- [Goal]: Reproduce the entries below in full, word for word.

- [Available data]:
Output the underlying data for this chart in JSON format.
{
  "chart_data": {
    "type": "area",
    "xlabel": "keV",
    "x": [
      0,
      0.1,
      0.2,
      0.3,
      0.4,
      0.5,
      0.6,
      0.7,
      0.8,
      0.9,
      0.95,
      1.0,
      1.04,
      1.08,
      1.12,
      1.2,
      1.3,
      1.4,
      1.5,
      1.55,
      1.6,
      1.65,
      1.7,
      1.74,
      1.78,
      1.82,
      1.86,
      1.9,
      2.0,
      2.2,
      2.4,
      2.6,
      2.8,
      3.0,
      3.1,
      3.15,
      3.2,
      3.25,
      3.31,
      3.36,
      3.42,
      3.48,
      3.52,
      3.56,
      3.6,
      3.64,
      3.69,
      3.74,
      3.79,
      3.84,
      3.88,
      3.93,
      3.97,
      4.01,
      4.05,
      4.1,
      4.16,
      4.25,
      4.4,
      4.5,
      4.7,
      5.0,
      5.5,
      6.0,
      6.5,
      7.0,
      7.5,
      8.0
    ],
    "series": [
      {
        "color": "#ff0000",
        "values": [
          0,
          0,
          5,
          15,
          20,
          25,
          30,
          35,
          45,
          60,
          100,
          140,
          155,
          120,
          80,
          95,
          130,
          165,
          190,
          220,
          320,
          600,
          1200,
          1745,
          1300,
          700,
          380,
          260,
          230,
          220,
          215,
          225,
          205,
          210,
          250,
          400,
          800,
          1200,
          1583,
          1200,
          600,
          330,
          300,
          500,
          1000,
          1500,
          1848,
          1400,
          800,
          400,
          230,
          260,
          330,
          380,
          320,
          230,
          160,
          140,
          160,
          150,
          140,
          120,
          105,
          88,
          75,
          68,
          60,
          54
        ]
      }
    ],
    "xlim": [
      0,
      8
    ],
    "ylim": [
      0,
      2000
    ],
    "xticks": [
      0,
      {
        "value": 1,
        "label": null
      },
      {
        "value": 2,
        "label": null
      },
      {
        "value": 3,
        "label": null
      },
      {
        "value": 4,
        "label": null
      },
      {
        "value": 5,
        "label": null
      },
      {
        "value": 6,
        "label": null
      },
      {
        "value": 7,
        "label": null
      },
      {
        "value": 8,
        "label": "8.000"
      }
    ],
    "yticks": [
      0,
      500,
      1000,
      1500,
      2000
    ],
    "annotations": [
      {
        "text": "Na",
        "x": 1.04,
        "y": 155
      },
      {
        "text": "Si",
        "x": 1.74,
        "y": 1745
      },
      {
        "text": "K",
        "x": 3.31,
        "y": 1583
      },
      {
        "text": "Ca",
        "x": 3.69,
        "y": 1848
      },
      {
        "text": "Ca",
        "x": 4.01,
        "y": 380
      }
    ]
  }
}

- [Exercise output]:
Output the underlying data for this chart in JSON format.
{
  "chart_data": {
    "type": "area",
    "xlabel": "keV",
    "x": [
      0,
      0.1,
      0.2,
      0.3,
      0.4,
      0.5,
      0.6,
      0.7,
      0.8,
      0.9,
      0.95,
      1.0,
      1.04,
      1.08,
      1.12,
      1.2,
      1.3,
      1.4,
      1.5,
      1.55,
      1.6,
      1.65,
      1.7,
      1.74,
      1.78,
      1.82,
      1.86,
      1.9,
      2.0,
      2.2,
      2.4,
      2.6,
      2.8,
      3.0,
      3.1,
      3.15,
      3.2,
      3.25,
      3.31,
      3.36,
      3.42,
      3.48,
      3.52,
      3.56,
      3.6,
      3.64,
      3.69,
      3.74,
      3.79,
      3.84,
      3.88,
      3.93,
      3.97,
      4.01,
      4.05,
      4.1,
      4.16,
      4.25,
      4.4,
      4.5,
      4.7,
      5.0,
      5.5,
      6.0,
      6.5,
      7.0,
      7.5,
      8.0
    ],
    "series": [
      {
        "color": "#ff0000",
        "values": [
          0,
          0,
          5,
          15,
          20,
          25,
          30,
          35,
          45,
          60,
          100,
          140,
          155,
          120,
          80,
          95,
          130,
          165,
          190,
          220,
          320,
          600,
          1200,
          1745,
          1300,
          700,
          380,
          260,
          230,
          220,
          215,
          225,
          205,
          210,
          250,
          400,
          800,
          1200,
          1583,
          1200,
          600,
          330,
          300,
          500,
          1000,
          1500,
          1848,
          1400,
          800,
          400,
          230,
          260,
          330,
          380,
          320,
          230,
          160,
          140,
          160,
          150,
          140,
          120,
          105,
          88,
          75,
          68,
          60,
          54
        ]
      }
    ],
    "xlim": [
      0,
      8
    ],
    "ylim": [
      0,
      2000
    ],
    "xticks": [
      0,
      {
        "value": 1,
        "label": null
      },
      {
        "value": 2,
        "label": null
      },
      {
        "value": 3,
        "label": null
      },
      {
        "value": 4,
        "label": null
      },
      {
        "value": 5,
        "label": null
      },
      {
        "value": 6,
        "label": null
      },
      {
        "value": 7,
        "label": null
      },
      {
        "value": 8,
        "label": "8.000"
      }
    ],
    "yticks": [
      0,
      500,
      1000,
      1500,
      2000
    ],
    "annotations": [
      {
        "text": "Na",
        "x": 1.04,
        "y": 155
      },
      {
        "text": "Si",
        "x": 1.74,
        "y": 1745
      },
      {
        "text": "K",
        "x": 3.31,
        "y": 1583
      },
      {
        "text": "Ca",
        "x": 3.69,
        "y": 1848
      },
      {
        "text": "Ca",
        "x": 4.01,
        "y": 380
      }
    ]
  }
}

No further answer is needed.